Instructions for the task ::
Lift every line from the entries that includes the word "ylabel".

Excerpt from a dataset

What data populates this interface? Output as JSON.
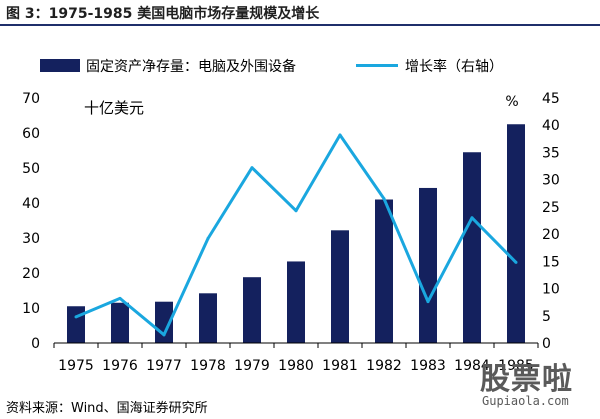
{
  "figure": {
    "title": "图 3：1975-1985  美国电脑市场存量规模及增长",
    "source": "资料来源：Wind、国海证券研究所"
  },
  "watermark": {
    "text": "股票啦",
    "url": "Gupiaola.com"
  },
  "colors": {
    "bar": "#14215e",
    "line": "#1aa7df",
    "title_rule": "#1f2f6b"
  },
  "chart_data": {
    "type": "bar",
    "categories": [
      "1975",
      "1976",
      "1977",
      "1978",
      "1979",
      "1980",
      "1981",
      "1982",
      "1983",
      "1984",
      "1985"
    ],
    "series": [
      {
        "name": "固定资产净存量：电脑及外围设备",
        "type": "bar",
        "axis": "left",
        "values": [
          10.5,
          11.5,
          11.8,
          14.2,
          18.8,
          23.3,
          32.2,
          41.0,
          44.3,
          54.5,
          62.5
        ]
      },
      {
        "name": "增长率（右轴）",
        "type": "line",
        "axis": "right",
        "values": [
          4.8,
          8.2,
          1.5,
          19.2,
          32.2,
          24.3,
          38.2,
          26.5,
          7.6,
          23.0,
          14.8
        ]
      }
    ],
    "yleft": {
      "label": "十亿美元",
      "lim": [
        0,
        70
      ],
      "ticks": [
        0,
        10,
        20,
        30,
        40,
        50,
        60,
        70
      ]
    },
    "yright": {
      "label": "%",
      "lim": [
        0,
        45
      ],
      "ticks": [
        0,
        5,
        10,
        15,
        20,
        25,
        30,
        35,
        40,
        45
      ]
    },
    "legend": "top",
    "grid": false
  }
}
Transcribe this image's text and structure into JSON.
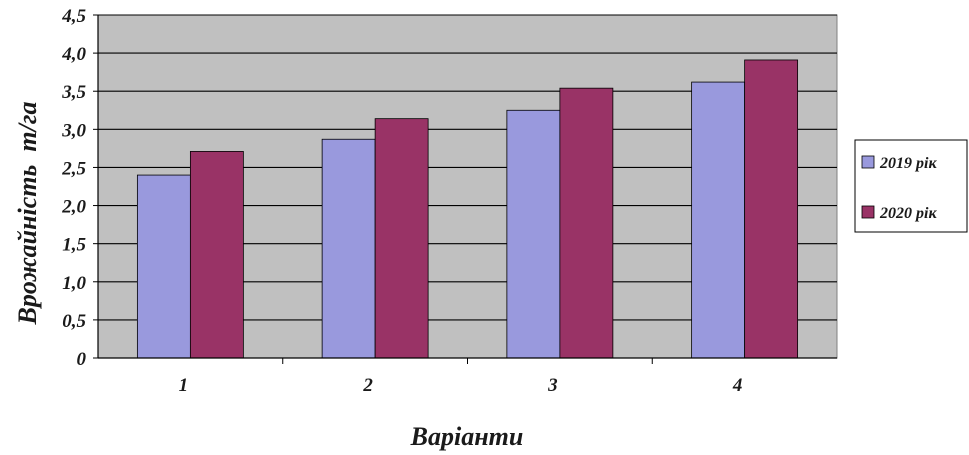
{
  "chart_data": {
    "type": "bar",
    "categories": [
      "1",
      "2",
      "3",
      "4"
    ],
    "series": [
      {
        "name": "2019 рік",
        "values": [
          2.4,
          2.87,
          3.25,
          3.62
        ],
        "color": "#9999dd"
      },
      {
        "name": "2020 рік",
        "values": [
          2.71,
          3.14,
          3.54,
          3.91
        ],
        "color": "#993366"
      }
    ],
    "xlabel": "Варіанти",
    "ylabel": "Врожайність  т/га",
    "ylim": [
      0,
      4.5
    ],
    "yticks": [
      "0",
      "0,5",
      "1,0",
      "1,5",
      "2,0",
      "2,5",
      "3,0",
      "3,5",
      "4,0",
      "4,5"
    ],
    "grid": true,
    "plot_background": "#c0c0c0",
    "legend_position": "right"
  }
}
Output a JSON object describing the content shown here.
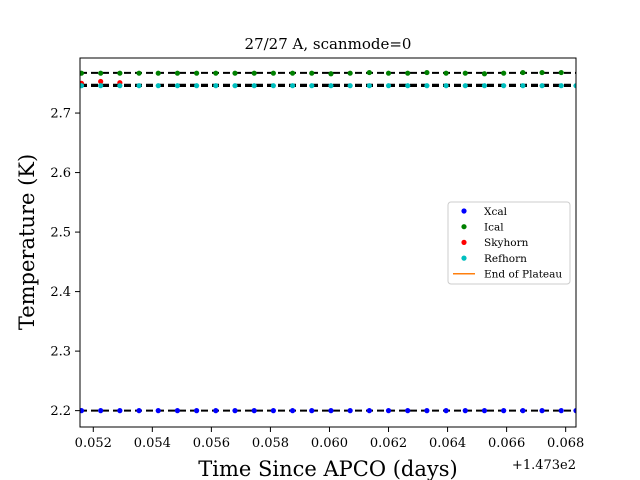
{
  "chart_data": {
    "type": "scatter",
    "title": "27/27 A, scanmode=0",
    "xlabel": "Time Since APCO (days)",
    "ylabel": "Temperature (K)",
    "x_offset_label": "+1.473e2",
    "xlim": [
      0.05155,
      0.06835
    ],
    "ylim": [
      2.1725,
      2.7925
    ],
    "x_ticks": [
      0.052,
      0.054,
      0.056,
      0.058,
      0.06,
      0.062,
      0.064,
      0.066,
      0.068
    ],
    "x_tick_labels": [
      "0.052",
      "0.054",
      "0.056",
      "0.058",
      "0.060",
      "0.062",
      "0.064",
      "0.066",
      "0.068"
    ],
    "y_ticks": [
      2.2,
      2.3,
      2.4,
      2.5,
      2.6,
      2.7
    ],
    "y_tick_labels": [
      "2.2",
      "2.3",
      "2.4",
      "2.5",
      "2.6",
      "2.7"
    ],
    "grid": false,
    "legend_position": "center-right",
    "reference_lines": [
      {
        "y": 2.7675,
        "style": "dashed",
        "color": "#000000"
      },
      {
        "y": 2.7475,
        "style": "dashed",
        "color": "#000000"
      },
      {
        "y": 2.7455,
        "style": "dashed",
        "color": "#000000"
      },
      {
        "y": 2.2,
        "style": "dashed",
        "color": "#000000"
      }
    ],
    "series": [
      {
        "name": "Xcal",
        "color": "#0000ff",
        "marker": "dot",
        "x": [
          0.0516,
          0.05225,
          0.0529,
          0.05355,
          0.0542,
          0.05485,
          0.0555,
          0.05615,
          0.0568,
          0.05745,
          0.0581,
          0.05875,
          0.0594,
          0.06005,
          0.0607,
          0.06135,
          0.062,
          0.06265,
          0.0633,
          0.06395,
          0.0646,
          0.06525,
          0.0659,
          0.06655,
          0.0672,
          0.06785,
          0.06835
        ],
        "y": [
          2.2,
          2.2,
          2.2,
          2.2,
          2.2,
          2.2,
          2.2,
          2.2,
          2.2,
          2.2,
          2.2,
          2.2,
          2.2,
          2.2,
          2.2,
          2.2,
          2.2,
          2.2,
          2.2,
          2.2,
          2.2,
          2.2,
          2.2,
          2.2,
          2.2,
          2.2,
          2.2
        ]
      },
      {
        "name": "Ical",
        "color": "#008000",
        "marker": "dot",
        "x": [
          0.0516,
          0.05225,
          0.0529,
          0.05355,
          0.0542,
          0.05485,
          0.0555,
          0.05615,
          0.0568,
          0.05745,
          0.0581,
          0.05875,
          0.0594,
          0.06005,
          0.0607,
          0.06135,
          0.062,
          0.06265,
          0.0633,
          0.06395,
          0.0646,
          0.06525,
          0.0659,
          0.06655,
          0.0672,
          0.06785
        ],
        "y": [
          2.767,
          2.767,
          2.767,
          2.767,
          2.767,
          2.767,
          2.767,
          2.767,
          2.767,
          2.767,
          2.767,
          2.767,
          2.767,
          2.766,
          2.767,
          2.768,
          2.767,
          2.767,
          2.768,
          2.767,
          2.767,
          2.766,
          2.767,
          2.768,
          2.768,
          2.768
        ]
      },
      {
        "name": "Skyhorn",
        "color": "#ff0000",
        "marker": "dot",
        "x": [
          0.0516,
          0.05225,
          0.0529
        ],
        "y": [
          2.75,
          2.753,
          2.751
        ]
      },
      {
        "name": "Refhorn",
        "color": "#00bfbf",
        "marker": "dot",
        "x": [
          0.0516,
          0.05225,
          0.0529,
          0.05355,
          0.0542,
          0.05485,
          0.0555,
          0.05615,
          0.0568,
          0.05745,
          0.0581,
          0.05875,
          0.0594,
          0.06005,
          0.0607,
          0.06135,
          0.062,
          0.06265,
          0.0633,
          0.06395,
          0.0646,
          0.06525,
          0.0659,
          0.06655,
          0.0672,
          0.06785,
          0.06835
        ],
        "y": [
          2.746,
          2.746,
          2.746,
          2.746,
          2.746,
          2.746,
          2.746,
          2.746,
          2.746,
          2.746,
          2.746,
          2.746,
          2.746,
          2.746,
          2.746,
          2.746,
          2.746,
          2.746,
          2.746,
          2.746,
          2.746,
          2.746,
          2.746,
          2.746,
          2.746,
          2.746,
          2.746
        ]
      },
      {
        "name": "End of Plateau",
        "color": "#ff7f0e",
        "marker": "line",
        "x": [],
        "y": []
      }
    ]
  }
}
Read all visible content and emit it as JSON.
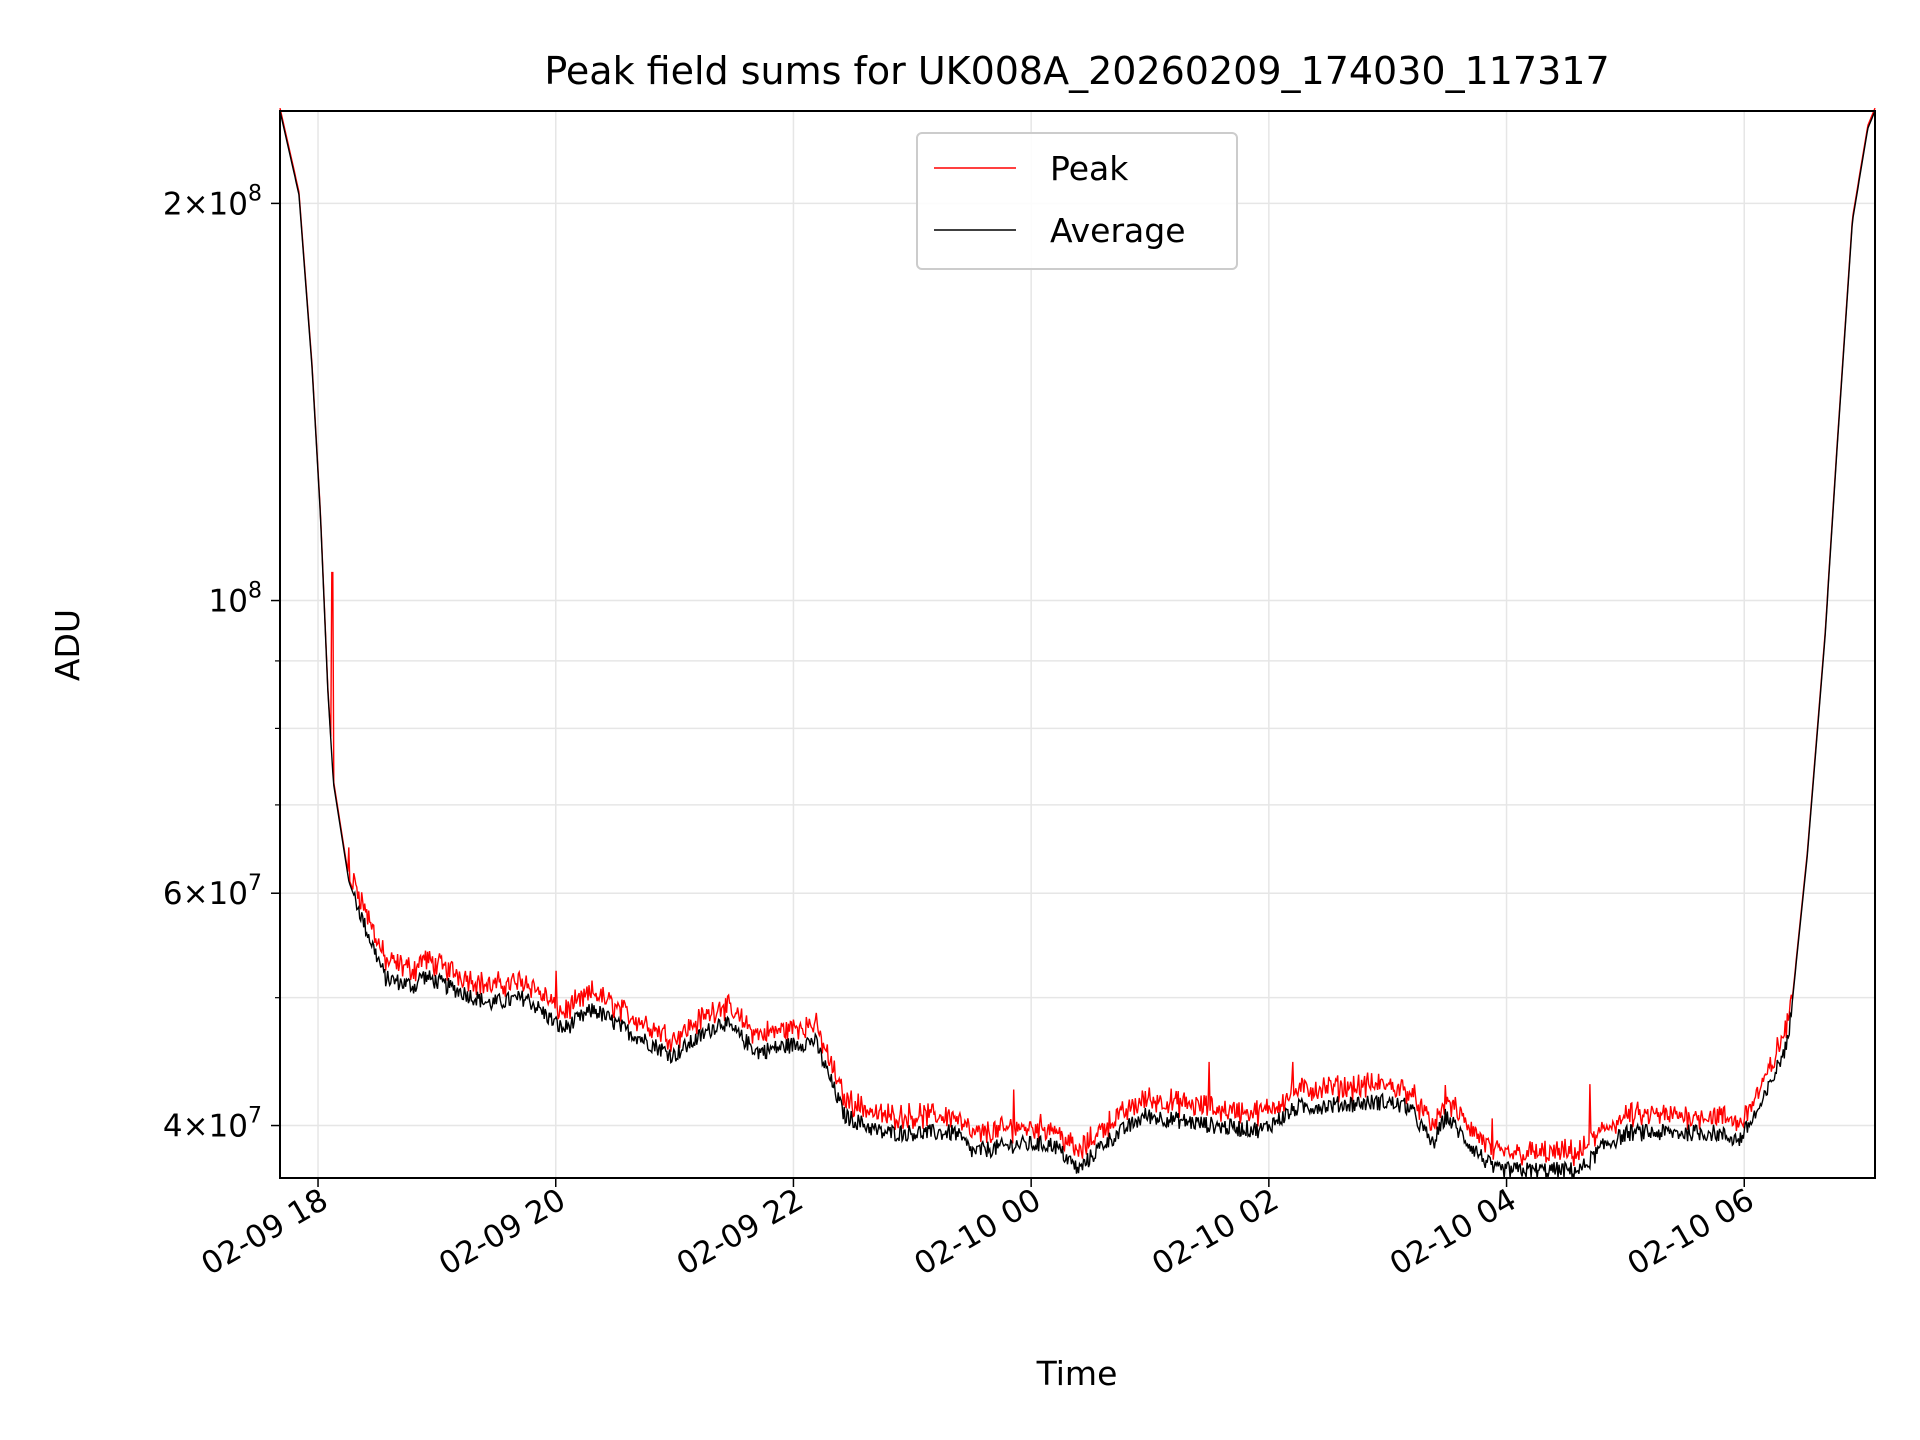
{
  "chart_data": {
    "type": "line",
    "title": "Peak field sums for UK008A_20260209_174030_117317",
    "xlabel": "Time",
    "ylabel": "ADU",
    "x_units": "hours since 02-09 00:00",
    "xlim": [
      17.68,
      31.1
    ],
    "ylim": [
      36500000,
      235000000
    ],
    "yscale": "log",
    "grid": true,
    "legend_placement": "upper-center",
    "x_ticks": [
      {
        "value": 18,
        "label": "02-09 18"
      },
      {
        "value": 20,
        "label": "02-09 20"
      },
      {
        "value": 22,
        "label": "02-09 22"
      },
      {
        "value": 24,
        "label": "02-10 00"
      },
      {
        "value": 26,
        "label": "02-10 02"
      },
      {
        "value": 28,
        "label": "02-10 04"
      },
      {
        "value": 30,
        "label": "02-10 06"
      }
    ],
    "y_ticks": [
      {
        "value": 200000000,
        "mant": "2",
        "exp": "8"
      },
      {
        "value": 100000000,
        "mant": "",
        "exp": "8"
      },
      {
        "value": 60000000,
        "mant": "6",
        "exp": "7"
      },
      {
        "value": 40000000,
        "mant": "4",
        "exp": "7"
      }
    ],
    "y_minor_grid": [
      90000000,
      80000000,
      70000000,
      50000000
    ],
    "series": [
      {
        "name": "Peak",
        "color": "#ff0000",
        "offset_ratio": 1.025,
        "spikes": [
          [
            18.12,
            105000000
          ],
          [
            18.26,
            65000000
          ],
          [
            20.0,
            52400000
          ],
          [
            23.85,
            42600000
          ],
          [
            25.5,
            44700000
          ],
          [
            26.2,
            44700000
          ],
          [
            27.88,
            40500000
          ],
          [
            28.7,
            43000000
          ]
        ]
      },
      {
        "name": "Average",
        "color": "#000000",
        "x": [
          17.68,
          17.84,
          17.95,
          18.02,
          18.08,
          18.13,
          18.26,
          18.41,
          18.57,
          18.82,
          18.87,
          19.44,
          19.75,
          20.06,
          20.32,
          20.58,
          20.99,
          21.4,
          21.7,
          22.18,
          22.43,
          22.74,
          23.36,
          23.51,
          23.87,
          24.19,
          24.4,
          24.6,
          24.96,
          25.63,
          25.94,
          26.25,
          26.97,
          27.18,
          27.38,
          27.49,
          27.69,
          27.9,
          28.62,
          28.83,
          29.03,
          29.75,
          29.96,
          30.16,
          30.37,
          30.53,
          30.68,
          30.78,
          30.91,
          31.04,
          31.1
        ],
        "y": [
          235000000,
          203000000,
          150000000,
          116000000,
          86300000,
          72700000,
          61200000,
          56200000,
          51700000,
          51000000,
          52000000,
          49500000,
          50000000,
          47300000,
          49000000,
          47300000,
          45200000,
          48000000,
          45500000,
          46400000,
          40700000,
          39500000,
          39500000,
          38200000,
          38700000,
          38700000,
          37000000,
          38700000,
          40700000,
          39900000,
          39700000,
          41300000,
          41700000,
          41300000,
          38700000,
          40700000,
          38700000,
          37000000,
          37000000,
          38700000,
          39500000,
          39500000,
          39000000,
          41700000,
          46400000,
          64000000,
          94000000,
          130000000,
          194000000,
          228000000,
          235000000
        ]
      }
    ]
  }
}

Output below ::
    "ylabel": "Врожайність  т/га",
    "ylabel": "Temperature (K)",
    "ylabel": "ADU",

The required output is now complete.